▸ Document section:

The rise to intelligence is perhaps the most difficult of the probabilities in the Drake equation to estimate, as the evidence of most forms of life does not last for billions of years, with only a few exceptions. It should be one of the first orders of those who study it to come up with the new sets of probabilities, so that these can be studied from a normative sense, and then the whole combined into the Drake factor measuring it.

From intelligence to a civilization, mastering technology up to electronics, is another opportunity for sub-probabilities to be estimated. Here it is much easier, as there is history of our development, and it serves as one example, and a base upon which tangents may be followed. This blog includes, in many of the posts, speculation on the steps involved. There seems to be a natural order by which technology progresses, one stage depending on the previous, and there also seems to be a drive, reminiscent of evolution, which pushes creatures to develop successive stages of technology. Figuring out the steps up to the stage of civilization that we currently inhabit is not so difficult, but the postulation of what happens next is extremely controversial. There seems to be a tendency among modern-day humans to forecast dooms that might be imminent, and if one such doom really exists and is universal among intelligent species, reaching broadcast capability might be chancy, and staying there more chancy.

Another of the assumptions inherent in the Drake equation is that broadcasting is the end point of technology, and it would continue for some long period. It hasn't. There is still some, but the term, L, in the Drake formula may be very short as better ways of shipping large quantities of information around the planet have been found and have displaced broadcasting. This seems likely to continue, so L may be, for us, less than a hundred years. With that short a time, being so lucky as to be listening during the particular century out of billions of years of planetary existence is almost impossible to expect.

▸ Supplied information:
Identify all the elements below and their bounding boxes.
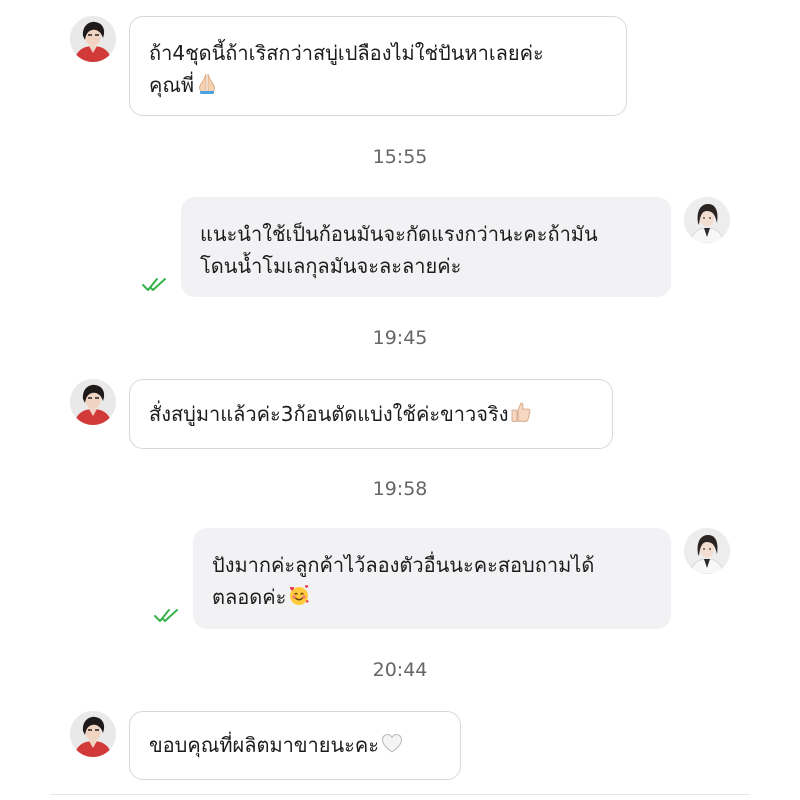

▸ Required actions:
#1 Answer these from the Drake equation passage:
(a) Why is the rise to intelligence hard to estimate?
(b) What has displaced broadcasting?
(c) For us, how long might L be?
#2 Switch "normative" to "comparative" in the Drake equation passage, writing out the part starting with "The rise to" and going on through "factor measuring it.".
The listing has no connection to the Drake equation passage.

▸ Written responses:
#1
(a) The evidence of most forms of life does not last for billions of years, with only a few exceptions.
(b) Better ways of shipping large quantities of information around the planet.
(c) Less than a hundred years.

#2
The rise to intelligence is perhaps the most difficult of the probabilities in the Drake equation to estimate, as the evidence of most forms of life does not last for billions of years, with only a few exceptions. It should be one of the first orders of those who study it to come up with the new sets of probabilities, so that these can be studied from a comparative sense, and then the whole combined into the Drake factor measuring it.